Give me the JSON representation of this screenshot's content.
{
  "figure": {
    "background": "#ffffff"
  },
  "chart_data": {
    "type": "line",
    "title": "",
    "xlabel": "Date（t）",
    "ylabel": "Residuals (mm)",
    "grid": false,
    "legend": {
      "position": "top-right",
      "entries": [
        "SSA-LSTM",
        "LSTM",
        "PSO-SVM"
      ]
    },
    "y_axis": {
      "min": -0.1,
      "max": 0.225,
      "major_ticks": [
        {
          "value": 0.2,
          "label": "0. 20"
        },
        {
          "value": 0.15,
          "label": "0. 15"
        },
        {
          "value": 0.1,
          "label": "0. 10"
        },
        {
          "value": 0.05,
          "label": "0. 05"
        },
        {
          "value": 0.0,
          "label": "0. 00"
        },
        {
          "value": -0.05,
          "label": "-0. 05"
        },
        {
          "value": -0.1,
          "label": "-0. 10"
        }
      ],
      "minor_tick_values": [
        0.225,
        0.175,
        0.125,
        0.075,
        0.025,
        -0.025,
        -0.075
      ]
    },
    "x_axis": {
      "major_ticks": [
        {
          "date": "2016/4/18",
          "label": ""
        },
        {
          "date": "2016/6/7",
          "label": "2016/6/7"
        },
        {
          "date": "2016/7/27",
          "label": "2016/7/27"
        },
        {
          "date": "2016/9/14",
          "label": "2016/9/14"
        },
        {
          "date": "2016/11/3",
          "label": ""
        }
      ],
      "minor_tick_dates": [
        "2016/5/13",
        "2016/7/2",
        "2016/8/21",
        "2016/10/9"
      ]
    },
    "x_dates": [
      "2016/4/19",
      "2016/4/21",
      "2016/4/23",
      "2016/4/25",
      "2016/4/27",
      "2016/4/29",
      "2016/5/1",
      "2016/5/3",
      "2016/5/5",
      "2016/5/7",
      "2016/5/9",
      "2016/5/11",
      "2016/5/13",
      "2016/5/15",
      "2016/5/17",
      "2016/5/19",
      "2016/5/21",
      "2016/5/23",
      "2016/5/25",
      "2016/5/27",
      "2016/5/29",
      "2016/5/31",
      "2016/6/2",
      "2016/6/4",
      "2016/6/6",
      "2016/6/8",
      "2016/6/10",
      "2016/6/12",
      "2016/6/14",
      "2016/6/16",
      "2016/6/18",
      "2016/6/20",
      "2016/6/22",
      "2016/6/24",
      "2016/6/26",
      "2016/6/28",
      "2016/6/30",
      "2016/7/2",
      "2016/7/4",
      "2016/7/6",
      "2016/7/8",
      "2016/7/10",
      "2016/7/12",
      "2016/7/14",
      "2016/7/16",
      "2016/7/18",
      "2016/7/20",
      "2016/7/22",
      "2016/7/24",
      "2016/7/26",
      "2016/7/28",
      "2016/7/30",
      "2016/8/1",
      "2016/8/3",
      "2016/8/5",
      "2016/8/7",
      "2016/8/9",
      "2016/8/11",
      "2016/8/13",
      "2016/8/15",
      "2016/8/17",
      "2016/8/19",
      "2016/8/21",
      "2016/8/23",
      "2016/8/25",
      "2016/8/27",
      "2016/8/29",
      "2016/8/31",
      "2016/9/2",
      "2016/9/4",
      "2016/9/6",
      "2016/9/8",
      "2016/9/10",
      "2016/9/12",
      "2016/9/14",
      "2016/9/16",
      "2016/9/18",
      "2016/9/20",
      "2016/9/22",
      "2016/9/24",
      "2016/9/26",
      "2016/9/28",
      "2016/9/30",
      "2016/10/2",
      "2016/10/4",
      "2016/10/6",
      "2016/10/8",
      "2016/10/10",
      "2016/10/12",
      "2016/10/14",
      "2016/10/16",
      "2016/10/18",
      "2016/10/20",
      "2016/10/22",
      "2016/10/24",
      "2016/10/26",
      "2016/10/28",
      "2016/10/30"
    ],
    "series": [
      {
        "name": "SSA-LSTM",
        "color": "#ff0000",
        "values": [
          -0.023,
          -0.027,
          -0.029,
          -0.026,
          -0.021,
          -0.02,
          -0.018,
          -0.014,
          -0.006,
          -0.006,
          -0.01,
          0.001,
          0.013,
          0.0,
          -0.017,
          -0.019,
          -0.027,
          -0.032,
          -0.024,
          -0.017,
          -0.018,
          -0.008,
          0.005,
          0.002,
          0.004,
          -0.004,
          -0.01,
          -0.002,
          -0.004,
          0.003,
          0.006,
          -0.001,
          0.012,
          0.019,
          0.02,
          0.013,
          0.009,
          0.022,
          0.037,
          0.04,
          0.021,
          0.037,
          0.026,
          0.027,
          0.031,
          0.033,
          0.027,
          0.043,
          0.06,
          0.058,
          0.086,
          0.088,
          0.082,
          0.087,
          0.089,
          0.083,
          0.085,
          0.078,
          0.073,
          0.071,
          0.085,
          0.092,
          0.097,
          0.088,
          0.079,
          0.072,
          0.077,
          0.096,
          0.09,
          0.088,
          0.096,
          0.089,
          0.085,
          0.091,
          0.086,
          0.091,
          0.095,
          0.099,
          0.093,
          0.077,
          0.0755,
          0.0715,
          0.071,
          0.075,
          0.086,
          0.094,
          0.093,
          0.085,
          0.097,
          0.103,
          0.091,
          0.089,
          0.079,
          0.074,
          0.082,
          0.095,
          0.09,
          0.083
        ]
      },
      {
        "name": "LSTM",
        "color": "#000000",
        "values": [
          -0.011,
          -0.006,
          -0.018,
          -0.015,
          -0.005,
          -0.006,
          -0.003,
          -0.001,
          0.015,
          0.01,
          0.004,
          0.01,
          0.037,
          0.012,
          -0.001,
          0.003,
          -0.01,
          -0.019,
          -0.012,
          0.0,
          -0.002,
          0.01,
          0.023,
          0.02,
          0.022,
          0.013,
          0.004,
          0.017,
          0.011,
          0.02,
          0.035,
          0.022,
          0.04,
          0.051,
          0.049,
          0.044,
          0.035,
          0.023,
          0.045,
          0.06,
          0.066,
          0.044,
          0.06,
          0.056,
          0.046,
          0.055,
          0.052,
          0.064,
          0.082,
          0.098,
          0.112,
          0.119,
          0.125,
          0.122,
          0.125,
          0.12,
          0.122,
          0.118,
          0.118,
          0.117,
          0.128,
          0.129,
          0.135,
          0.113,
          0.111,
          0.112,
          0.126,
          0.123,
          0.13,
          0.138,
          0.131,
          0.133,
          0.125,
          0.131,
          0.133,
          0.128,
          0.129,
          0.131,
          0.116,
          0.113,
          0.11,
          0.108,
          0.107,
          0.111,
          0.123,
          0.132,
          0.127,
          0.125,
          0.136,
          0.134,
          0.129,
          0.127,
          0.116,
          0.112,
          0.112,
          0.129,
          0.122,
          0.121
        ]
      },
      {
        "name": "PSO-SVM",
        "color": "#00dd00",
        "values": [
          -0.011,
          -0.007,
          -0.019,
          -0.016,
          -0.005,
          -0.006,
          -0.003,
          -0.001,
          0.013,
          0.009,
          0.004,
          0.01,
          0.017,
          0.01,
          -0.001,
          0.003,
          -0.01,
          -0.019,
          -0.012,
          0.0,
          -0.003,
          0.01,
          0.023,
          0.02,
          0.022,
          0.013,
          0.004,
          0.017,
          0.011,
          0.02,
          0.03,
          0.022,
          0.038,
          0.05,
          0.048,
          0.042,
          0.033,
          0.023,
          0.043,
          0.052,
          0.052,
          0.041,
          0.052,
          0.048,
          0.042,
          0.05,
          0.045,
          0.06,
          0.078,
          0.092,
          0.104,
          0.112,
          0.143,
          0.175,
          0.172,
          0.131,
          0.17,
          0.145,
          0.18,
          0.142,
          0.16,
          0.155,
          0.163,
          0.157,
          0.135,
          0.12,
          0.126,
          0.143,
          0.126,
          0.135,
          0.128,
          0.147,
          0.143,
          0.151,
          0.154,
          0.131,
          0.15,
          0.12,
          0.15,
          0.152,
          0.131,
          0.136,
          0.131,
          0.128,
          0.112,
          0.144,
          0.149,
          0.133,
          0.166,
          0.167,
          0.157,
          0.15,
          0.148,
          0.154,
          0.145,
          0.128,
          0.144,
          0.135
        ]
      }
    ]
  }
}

----

- Instructions to follow -
Only a number is wanted here: how many lines in the data above include the string "LSTM"?

- Result of this exercise -
4